[Stated problem]
Without the pictures, output the records below word for word.

(Data records)
★ ★ ★

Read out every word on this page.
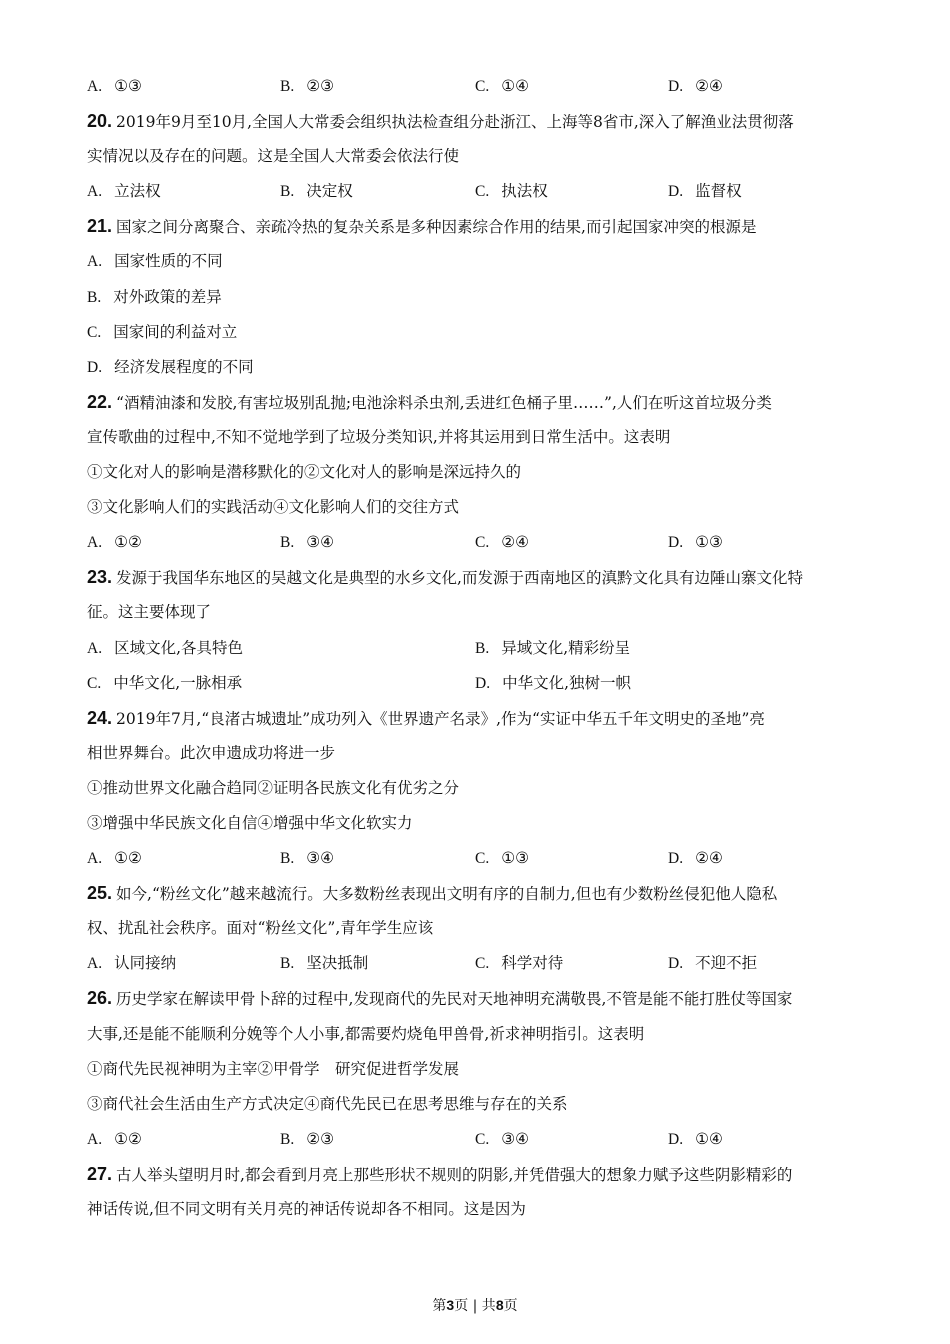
A. ①③	B. ②③	C. ①④	D. ②④
20. 2019年9月至10月,全国人大常委会组织执法检查组分赴浙江、上海等8省市,深入了解渔业法贯彻落
实情况以及存在的问题。这是全国人大常委会依法行使
A. 立法权	B. 决定权	C. 执法权	D. 监督权
21. 国家之间分离聚合、亲疏冷热的复杂关系是多种因素综合作用的结果,而引起国家冲突的根源是
A. 国家性质的不同
B. 对外政策的差异
C. 国家间的利益对立
D. 经济发展程度的不同
22. “酒精油漆和发胶,有害垃圾别乱抛;电池涂料杀虫剂,丢进红色桶子里……”,人们在听这首垃圾分类
宣传歌曲的过程中,不知不觉地学到了垃圾分类知识,并将其运用到日常生活中。这表明
①文化对人的影响是潜移默化的②文化对人的影响是深远持久的
③文化影响人们的实践活动④文化影响人们的交往方式
A. ①②	B. ③④	C. ②④	D. ①③
23. 发源于我国华东地区的吴越文化是典型的水乡文化,而发源于西南地区的滇黔文化具有边陲山寨文化特
征。这主要体现了
A. 区域文化,各具特色	B. 异域文化,精彩纷呈
C. 中华文化,一脉相承	D. 中华文化,独树一帜
24. 2019年7月,“良渚古城遗址”成功列入《世界遗产名录》,作为“实证中华五千年文明史的圣地”亮
相世界舞台。此次申遗成功将进一步
①推动世界文化融合趋同②证明各民族文化有优劣之分
③增强中华民族文化自信④增强中华文化软实力
A. ①②	B. ③④	C. ①③	D. ②④
25. 如今,“粉丝文化”越来越流行。大多数粉丝表现出文明有序的自制力,但也有少数粉丝侵犯他人隐私
权、扰乱社会秩序。面对“粉丝文化”,青年学生应该
A. 认同接纳	B. 坚决抵制	C. 科学对待	D. 不迎不拒
26. 历史学家在解读甲骨卜辞的过程中,发现商代的先民对天地神明充满敬畏,不管是能不能打胜仗等国家
大事,还是能不能顺利分娩等个人小事,都需要灼烧龟甲兽骨,祈求神明指引。这表明
①商代先民视神明为主宰②甲骨学　研究促进哲学发展
③商代社会生活由生产方式决定④商代先民已在思考思维与存在的关系
A. ①②	B. ②③	C. ③④	D. ①④
27. 古人举头望明月时,都会看到月亮上那些形状不规则的阴影,并凭借强大的想象力赋予这些阴影精彩的
神话传说,但不同文明有关月亮的神话传说却各不相同。这是因为
第3页 | 共8页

★ ★ ★

[Exercise output]
Read out every word on this page.
A. ①③	B. ②③	C. ①④	D. ②④
20. 2019年9月至10月,全国人大常委会组织执法检查组分赴浙江、上海等8省市,深入了解渔业法贯彻落
实情况以及存在的问题。这是全国人大常委会依法行使
A. 立法权	B. 决定权	C. 执法权	D. 监督权
21. 国家之间分离聚合、亲疏冷热的复杂关系是多种因素综合作用的结果,而引起国家冲突的根源是
A. 国家性质的不同
B. 对外政策的差异
C. 国家间的利益对立
D. 经济发展程度的不同
22. “酒精油漆和发胶,有害垃圾别乱抛;电池涂料杀虫剂,丢进红色桶子里……”,人们在听这首垃圾分类
宣传歌曲的过程中,不知不觉地学到了垃圾分类知识,并将其运用到日常生活中。这表明
①文化对人的影响是潜移默化的②文化对人的影响是深远持久的
③文化影响人们的实践活动④文化影响人们的交往方式
A. ①②	B. ③④	C. ②④	D. ①③
23. 发源于我国华东地区的吴越文化是典型的水乡文化,而发源于西南地区的滇黔文化具有边陲山寨文化特
征。这主要体现了
A. 区域文化,各具特色	B. 异域文化,精彩纷呈
C. 中华文化,一脉相承	D. 中华文化,独树一帜
24. 2019年7月,“良渚古城遗址”成功列入《世界遗产名录》,作为“实证中华五千年文明史的圣地”亮
相世界舞台。此次申遗成功将进一步
①推动世界文化融合趋同②证明各民族文化有优劣之分
③增强中华民族文化自信④增强中华文化软实力
A. ①②	B. ③④	C. ①③	D. ②④
25. 如今,“粉丝文化”越来越流行。大多数粉丝表现出文明有序的自制力,但也有少数粉丝侵犯他人隐私
权、扰乱社会秩序。面对“粉丝文化”,青年学生应该
A. 认同接纳	B. 坚决抵制	C. 科学对待	D. 不迎不拒
26. 历史学家在解读甲骨卜辞的过程中,发现商代的先民对天地神明充满敬畏,不管是能不能打胜仗等国家
大事,还是能不能顺利分娩等个人小事,都需要灼烧龟甲兽骨,祈求神明指引。这表明
①商代先民视神明为主宰②甲骨学　研究促进哲学发展
③商代社会生活由生产方式决定④商代先民已在思考思维与存在的关系
A. ①②	B. ②③	C. ③④	D. ①④
27. 古人举头望明月时,都会看到月亮上那些形状不规则的阴影,并凭借强大的想象力赋予这些阴影精彩的
神话传说,但不同文明有关月亮的神话传说却各不相同。这是因为
第3页 | 共8页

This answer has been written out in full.